_SOURCE MATERIAL_
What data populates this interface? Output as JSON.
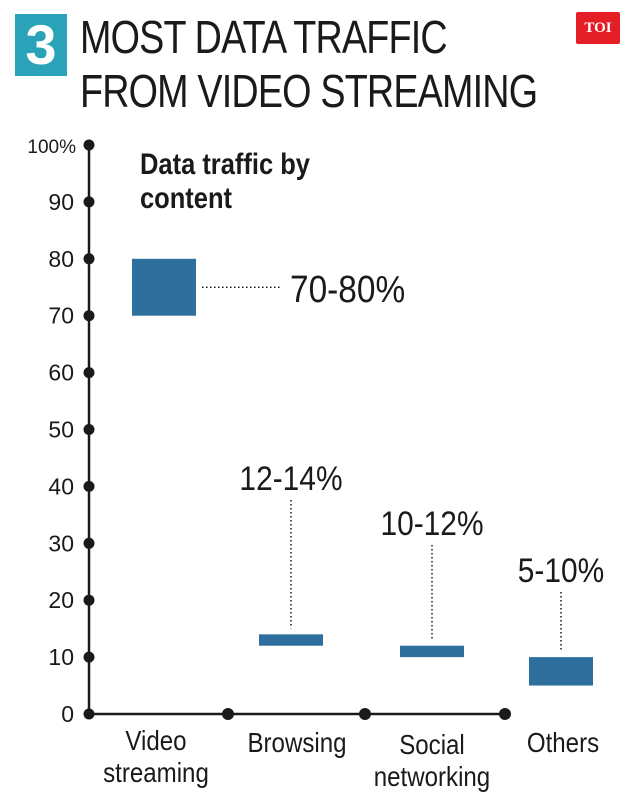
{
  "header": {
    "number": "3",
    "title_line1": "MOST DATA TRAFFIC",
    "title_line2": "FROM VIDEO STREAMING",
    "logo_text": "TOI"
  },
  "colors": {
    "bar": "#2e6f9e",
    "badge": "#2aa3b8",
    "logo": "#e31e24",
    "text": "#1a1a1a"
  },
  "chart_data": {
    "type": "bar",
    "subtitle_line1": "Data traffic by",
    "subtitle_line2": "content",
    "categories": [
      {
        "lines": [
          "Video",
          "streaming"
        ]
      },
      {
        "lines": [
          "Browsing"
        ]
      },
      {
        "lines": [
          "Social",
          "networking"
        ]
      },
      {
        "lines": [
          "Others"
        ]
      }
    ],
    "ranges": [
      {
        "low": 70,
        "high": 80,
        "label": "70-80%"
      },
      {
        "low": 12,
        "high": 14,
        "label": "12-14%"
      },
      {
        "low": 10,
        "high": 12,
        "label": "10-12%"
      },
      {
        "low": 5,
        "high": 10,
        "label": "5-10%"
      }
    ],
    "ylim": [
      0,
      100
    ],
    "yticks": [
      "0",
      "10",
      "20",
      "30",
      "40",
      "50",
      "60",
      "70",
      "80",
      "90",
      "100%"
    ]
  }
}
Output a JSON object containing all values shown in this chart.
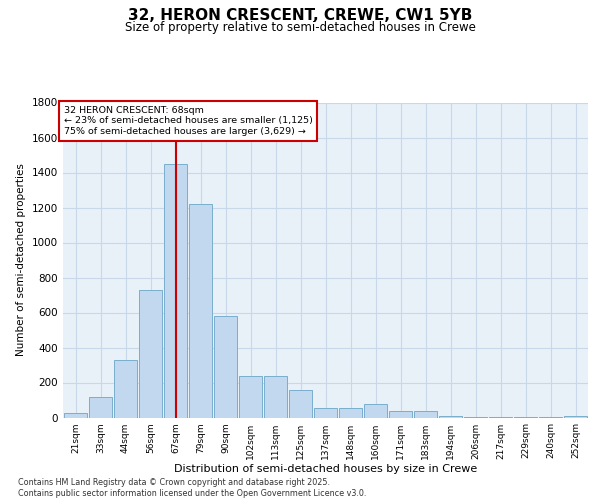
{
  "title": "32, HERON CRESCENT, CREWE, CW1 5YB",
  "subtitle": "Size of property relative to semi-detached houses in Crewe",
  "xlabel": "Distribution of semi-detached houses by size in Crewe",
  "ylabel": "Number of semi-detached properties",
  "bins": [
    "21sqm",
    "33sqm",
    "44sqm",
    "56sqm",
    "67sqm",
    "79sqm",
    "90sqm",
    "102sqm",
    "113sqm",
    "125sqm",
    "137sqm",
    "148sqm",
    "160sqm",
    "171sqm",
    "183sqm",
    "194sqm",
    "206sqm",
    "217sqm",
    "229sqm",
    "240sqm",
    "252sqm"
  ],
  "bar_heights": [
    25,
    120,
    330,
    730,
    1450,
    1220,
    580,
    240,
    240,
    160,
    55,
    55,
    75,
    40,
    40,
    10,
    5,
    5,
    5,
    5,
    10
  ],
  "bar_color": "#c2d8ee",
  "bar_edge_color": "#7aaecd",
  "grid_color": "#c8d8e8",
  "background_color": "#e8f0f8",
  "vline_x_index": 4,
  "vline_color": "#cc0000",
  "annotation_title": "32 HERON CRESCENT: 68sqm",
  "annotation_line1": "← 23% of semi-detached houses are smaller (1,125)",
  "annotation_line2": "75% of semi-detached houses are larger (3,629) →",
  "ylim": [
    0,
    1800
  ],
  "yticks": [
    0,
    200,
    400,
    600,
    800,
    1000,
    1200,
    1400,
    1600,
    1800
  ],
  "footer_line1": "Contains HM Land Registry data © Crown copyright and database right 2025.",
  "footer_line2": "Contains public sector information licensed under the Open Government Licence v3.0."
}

_WHAT THE TASK REQUIRES_
Write every entry out again exactly, dropping the pictures.

_RESULT OF THIS TASK_
What data populates this interface? Output as JSON.
{
  "header": {
    "number": "3",
    "title_line1": "MOST DATA TRAFFIC",
    "title_line2": "FROM VIDEO STREAMING",
    "logo_text": "TOI"
  },
  "colors": {
    "bar": "#2e6f9e",
    "badge": "#2aa3b8",
    "logo": "#e31e24",
    "text": "#1a1a1a"
  },
  "chart_data": {
    "type": "bar",
    "subtitle_line1": "Data traffic by",
    "subtitle_line2": "content",
    "categories": [
      {
        "lines": [
          "Video",
          "streaming"
        ]
      },
      {
        "lines": [
          "Browsing"
        ]
      },
      {
        "lines": [
          "Social",
          "networking"
        ]
      },
      {
        "lines": [
          "Others"
        ]
      }
    ],
    "ranges": [
      {
        "low": 70,
        "high": 80,
        "label": "70-80%"
      },
      {
        "low": 12,
        "high": 14,
        "label": "12-14%"
      },
      {
        "low": 10,
        "high": 12,
        "label": "10-12%"
      },
      {
        "low": 5,
        "high": 10,
        "label": "5-10%"
      }
    ],
    "ylim": [
      0,
      100
    ],
    "yticks": [
      "0",
      "10",
      "20",
      "30",
      "40",
      "50",
      "60",
      "70",
      "80",
      "90",
      "100%"
    ]
  }
}
Output a JSON object containing all values shown in this chart.
{
  "title": "32, HERON CRESCENT, CREWE, CW1 5YB",
  "subtitle": "Size of property relative to semi-detached houses in Crewe",
  "xlabel": "Distribution of semi-detached houses by size in Crewe",
  "ylabel": "Number of semi-detached properties",
  "bins": [
    "21sqm",
    "33sqm",
    "44sqm",
    "56sqm",
    "67sqm",
    "79sqm",
    "90sqm",
    "102sqm",
    "113sqm",
    "125sqm",
    "137sqm",
    "148sqm",
    "160sqm",
    "171sqm",
    "183sqm",
    "194sqm",
    "206sqm",
    "217sqm",
    "229sqm",
    "240sqm",
    "252sqm"
  ],
  "bar_heights": [
    25,
    120,
    330,
    730,
    1450,
    1220,
    580,
    240,
    240,
    160,
    55,
    55,
    75,
    40,
    40,
    10,
    5,
    5,
    5,
    5,
    10
  ],
  "bar_color": "#c2d8ee",
  "bar_edge_color": "#7aaecd",
  "grid_color": "#c8d8e8",
  "background_color": "#e8f0f8",
  "vline_x_index": 4,
  "vline_color": "#cc0000",
  "annotation_title": "32 HERON CRESCENT: 68sqm",
  "annotation_line1": "← 23% of semi-detached houses are smaller (1,125)",
  "annotation_line2": "75% of semi-detached houses are larger (3,629) →",
  "ylim": [
    0,
    1800
  ],
  "yticks": [
    0,
    200,
    400,
    600,
    800,
    1000,
    1200,
    1400,
    1600,
    1800
  ],
  "footer_line1": "Contains HM Land Registry data © Crown copyright and database right 2025.",
  "footer_line2": "Contains public sector information licensed under the Open Government Licence v3.0."
}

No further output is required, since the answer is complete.